To do -> Give the number of lines in the data that hold the word "dextre", and nothing else.

•••••

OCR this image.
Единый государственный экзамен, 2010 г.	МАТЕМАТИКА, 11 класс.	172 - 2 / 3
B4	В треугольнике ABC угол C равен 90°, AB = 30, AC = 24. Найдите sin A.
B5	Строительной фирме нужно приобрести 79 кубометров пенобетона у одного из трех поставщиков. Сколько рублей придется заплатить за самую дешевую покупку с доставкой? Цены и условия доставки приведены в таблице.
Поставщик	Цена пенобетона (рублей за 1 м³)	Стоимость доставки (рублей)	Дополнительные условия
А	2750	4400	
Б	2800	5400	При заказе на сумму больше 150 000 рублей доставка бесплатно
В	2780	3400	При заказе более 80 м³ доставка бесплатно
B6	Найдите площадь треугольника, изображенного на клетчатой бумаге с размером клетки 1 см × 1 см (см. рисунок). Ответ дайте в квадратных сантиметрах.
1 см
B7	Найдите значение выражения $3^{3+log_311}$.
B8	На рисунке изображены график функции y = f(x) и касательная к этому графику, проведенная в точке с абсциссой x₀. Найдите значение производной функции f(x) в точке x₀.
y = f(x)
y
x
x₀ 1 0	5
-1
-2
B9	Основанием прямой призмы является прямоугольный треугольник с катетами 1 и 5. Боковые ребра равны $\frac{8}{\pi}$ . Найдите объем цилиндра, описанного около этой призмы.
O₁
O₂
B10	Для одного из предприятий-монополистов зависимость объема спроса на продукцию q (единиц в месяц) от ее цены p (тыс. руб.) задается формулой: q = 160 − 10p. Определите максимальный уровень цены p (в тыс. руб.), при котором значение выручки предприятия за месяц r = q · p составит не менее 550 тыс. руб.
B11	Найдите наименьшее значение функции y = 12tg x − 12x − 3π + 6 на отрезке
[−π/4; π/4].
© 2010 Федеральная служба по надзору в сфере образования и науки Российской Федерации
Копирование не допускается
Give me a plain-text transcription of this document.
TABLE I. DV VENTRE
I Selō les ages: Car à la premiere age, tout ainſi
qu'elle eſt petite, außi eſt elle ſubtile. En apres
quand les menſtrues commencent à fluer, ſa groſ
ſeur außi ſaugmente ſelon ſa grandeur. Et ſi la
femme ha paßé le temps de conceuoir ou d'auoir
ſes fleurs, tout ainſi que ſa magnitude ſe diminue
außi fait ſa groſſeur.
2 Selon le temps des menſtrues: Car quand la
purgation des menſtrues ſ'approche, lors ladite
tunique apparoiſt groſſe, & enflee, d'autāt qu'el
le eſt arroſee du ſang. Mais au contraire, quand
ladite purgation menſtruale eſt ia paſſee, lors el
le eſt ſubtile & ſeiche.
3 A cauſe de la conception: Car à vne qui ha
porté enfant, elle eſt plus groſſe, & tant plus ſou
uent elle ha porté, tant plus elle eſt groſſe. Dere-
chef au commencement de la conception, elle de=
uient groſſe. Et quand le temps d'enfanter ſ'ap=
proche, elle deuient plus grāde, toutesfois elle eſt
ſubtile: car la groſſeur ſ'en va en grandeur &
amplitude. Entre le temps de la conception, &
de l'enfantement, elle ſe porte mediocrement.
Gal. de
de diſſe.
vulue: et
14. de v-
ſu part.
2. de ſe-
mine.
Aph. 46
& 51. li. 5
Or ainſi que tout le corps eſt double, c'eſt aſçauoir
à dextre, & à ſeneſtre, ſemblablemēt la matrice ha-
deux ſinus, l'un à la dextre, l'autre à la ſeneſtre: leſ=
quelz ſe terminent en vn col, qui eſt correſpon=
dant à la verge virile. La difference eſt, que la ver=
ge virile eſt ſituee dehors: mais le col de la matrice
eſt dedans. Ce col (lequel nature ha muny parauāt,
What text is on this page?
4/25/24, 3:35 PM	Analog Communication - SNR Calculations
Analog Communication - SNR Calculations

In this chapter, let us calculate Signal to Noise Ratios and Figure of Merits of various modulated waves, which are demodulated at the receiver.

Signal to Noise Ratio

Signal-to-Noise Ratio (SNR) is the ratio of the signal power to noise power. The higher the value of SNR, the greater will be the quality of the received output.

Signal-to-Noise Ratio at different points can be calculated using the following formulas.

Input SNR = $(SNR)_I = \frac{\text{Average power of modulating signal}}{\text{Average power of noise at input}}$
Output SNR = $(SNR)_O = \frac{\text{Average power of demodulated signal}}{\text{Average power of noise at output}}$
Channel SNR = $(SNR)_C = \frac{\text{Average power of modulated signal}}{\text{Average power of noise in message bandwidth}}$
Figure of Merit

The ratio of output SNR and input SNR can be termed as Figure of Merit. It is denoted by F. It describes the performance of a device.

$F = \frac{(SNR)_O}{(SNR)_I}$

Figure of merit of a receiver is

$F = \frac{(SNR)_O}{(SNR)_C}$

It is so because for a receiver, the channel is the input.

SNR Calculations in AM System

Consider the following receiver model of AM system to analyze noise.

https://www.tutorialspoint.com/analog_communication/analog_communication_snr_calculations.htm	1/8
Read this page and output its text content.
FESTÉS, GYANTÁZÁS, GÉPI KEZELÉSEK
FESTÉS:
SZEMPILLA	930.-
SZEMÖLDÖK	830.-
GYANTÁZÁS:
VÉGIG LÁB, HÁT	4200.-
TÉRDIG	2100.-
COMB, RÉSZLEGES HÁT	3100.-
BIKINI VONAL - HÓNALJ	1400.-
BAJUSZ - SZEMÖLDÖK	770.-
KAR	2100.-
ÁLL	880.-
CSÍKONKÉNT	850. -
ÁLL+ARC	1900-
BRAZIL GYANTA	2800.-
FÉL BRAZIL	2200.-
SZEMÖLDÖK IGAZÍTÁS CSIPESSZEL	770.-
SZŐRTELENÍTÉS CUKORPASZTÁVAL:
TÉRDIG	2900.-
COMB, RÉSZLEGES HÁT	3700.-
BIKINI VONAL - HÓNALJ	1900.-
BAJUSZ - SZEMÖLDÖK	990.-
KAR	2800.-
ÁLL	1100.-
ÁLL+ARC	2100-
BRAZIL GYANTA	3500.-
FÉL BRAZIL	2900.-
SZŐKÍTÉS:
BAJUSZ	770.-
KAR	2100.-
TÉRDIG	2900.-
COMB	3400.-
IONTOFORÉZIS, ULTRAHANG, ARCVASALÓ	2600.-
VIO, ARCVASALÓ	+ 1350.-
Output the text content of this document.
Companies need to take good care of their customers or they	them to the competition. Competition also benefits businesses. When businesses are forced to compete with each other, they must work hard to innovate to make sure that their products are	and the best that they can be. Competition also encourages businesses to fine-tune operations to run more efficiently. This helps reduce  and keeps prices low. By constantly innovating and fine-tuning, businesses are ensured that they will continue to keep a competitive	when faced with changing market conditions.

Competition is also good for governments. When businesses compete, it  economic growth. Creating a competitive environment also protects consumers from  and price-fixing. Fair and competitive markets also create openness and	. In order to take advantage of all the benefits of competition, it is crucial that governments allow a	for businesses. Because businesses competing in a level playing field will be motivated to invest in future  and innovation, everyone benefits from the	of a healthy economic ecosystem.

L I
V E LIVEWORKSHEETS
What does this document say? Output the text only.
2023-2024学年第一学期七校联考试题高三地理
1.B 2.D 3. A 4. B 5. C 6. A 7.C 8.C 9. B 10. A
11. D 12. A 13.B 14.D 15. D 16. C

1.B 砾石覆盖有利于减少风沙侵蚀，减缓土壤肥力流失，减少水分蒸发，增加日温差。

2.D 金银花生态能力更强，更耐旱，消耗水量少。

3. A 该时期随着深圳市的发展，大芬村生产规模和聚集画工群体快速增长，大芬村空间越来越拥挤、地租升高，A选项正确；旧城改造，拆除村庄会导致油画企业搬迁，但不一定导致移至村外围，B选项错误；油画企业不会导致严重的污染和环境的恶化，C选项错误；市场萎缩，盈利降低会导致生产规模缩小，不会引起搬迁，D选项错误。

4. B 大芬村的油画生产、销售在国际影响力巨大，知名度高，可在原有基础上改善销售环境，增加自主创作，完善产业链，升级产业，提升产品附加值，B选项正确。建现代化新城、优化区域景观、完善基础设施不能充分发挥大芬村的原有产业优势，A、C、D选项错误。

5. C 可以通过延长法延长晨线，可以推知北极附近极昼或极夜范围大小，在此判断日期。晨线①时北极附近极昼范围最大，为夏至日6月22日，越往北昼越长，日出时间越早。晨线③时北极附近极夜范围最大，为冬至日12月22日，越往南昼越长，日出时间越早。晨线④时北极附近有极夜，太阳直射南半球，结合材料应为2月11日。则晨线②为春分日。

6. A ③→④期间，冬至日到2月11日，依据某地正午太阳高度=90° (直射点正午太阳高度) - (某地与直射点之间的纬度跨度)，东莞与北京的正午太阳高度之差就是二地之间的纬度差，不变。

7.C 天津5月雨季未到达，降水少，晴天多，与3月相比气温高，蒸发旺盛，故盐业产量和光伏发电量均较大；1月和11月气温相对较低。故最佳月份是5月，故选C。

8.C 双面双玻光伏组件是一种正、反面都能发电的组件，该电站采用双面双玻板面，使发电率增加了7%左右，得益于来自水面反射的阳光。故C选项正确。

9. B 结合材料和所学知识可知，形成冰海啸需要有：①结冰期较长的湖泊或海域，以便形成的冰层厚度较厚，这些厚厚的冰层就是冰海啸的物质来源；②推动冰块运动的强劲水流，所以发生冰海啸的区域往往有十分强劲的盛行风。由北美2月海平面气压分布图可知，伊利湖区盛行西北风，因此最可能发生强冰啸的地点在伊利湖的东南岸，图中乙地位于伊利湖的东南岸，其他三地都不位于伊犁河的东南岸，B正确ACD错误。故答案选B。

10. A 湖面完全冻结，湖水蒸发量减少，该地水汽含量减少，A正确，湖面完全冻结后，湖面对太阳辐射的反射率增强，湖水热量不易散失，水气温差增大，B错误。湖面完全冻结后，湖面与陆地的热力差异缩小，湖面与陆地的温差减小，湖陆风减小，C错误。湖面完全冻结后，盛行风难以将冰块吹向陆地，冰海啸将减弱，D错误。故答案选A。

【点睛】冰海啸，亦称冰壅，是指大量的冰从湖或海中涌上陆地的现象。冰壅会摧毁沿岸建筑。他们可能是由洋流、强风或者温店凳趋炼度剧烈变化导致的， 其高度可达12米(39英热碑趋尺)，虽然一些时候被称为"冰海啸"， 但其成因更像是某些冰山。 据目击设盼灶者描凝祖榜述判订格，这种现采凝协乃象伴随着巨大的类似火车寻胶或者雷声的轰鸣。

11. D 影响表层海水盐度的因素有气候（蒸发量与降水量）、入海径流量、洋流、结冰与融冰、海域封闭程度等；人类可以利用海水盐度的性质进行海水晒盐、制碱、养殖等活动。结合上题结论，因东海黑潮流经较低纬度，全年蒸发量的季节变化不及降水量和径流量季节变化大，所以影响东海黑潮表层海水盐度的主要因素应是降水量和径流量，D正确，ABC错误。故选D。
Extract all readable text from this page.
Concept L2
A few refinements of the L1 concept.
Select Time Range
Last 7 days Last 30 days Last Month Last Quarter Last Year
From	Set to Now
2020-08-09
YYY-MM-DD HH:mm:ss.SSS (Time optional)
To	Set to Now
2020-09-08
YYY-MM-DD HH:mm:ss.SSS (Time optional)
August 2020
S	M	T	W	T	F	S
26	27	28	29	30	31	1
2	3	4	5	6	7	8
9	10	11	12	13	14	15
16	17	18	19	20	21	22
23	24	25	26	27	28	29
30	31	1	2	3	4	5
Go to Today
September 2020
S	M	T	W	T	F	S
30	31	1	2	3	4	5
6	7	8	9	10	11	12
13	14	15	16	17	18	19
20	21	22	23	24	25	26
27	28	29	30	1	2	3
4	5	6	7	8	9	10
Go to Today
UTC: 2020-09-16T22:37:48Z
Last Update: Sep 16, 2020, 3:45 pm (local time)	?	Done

•••••

Correct result -> 2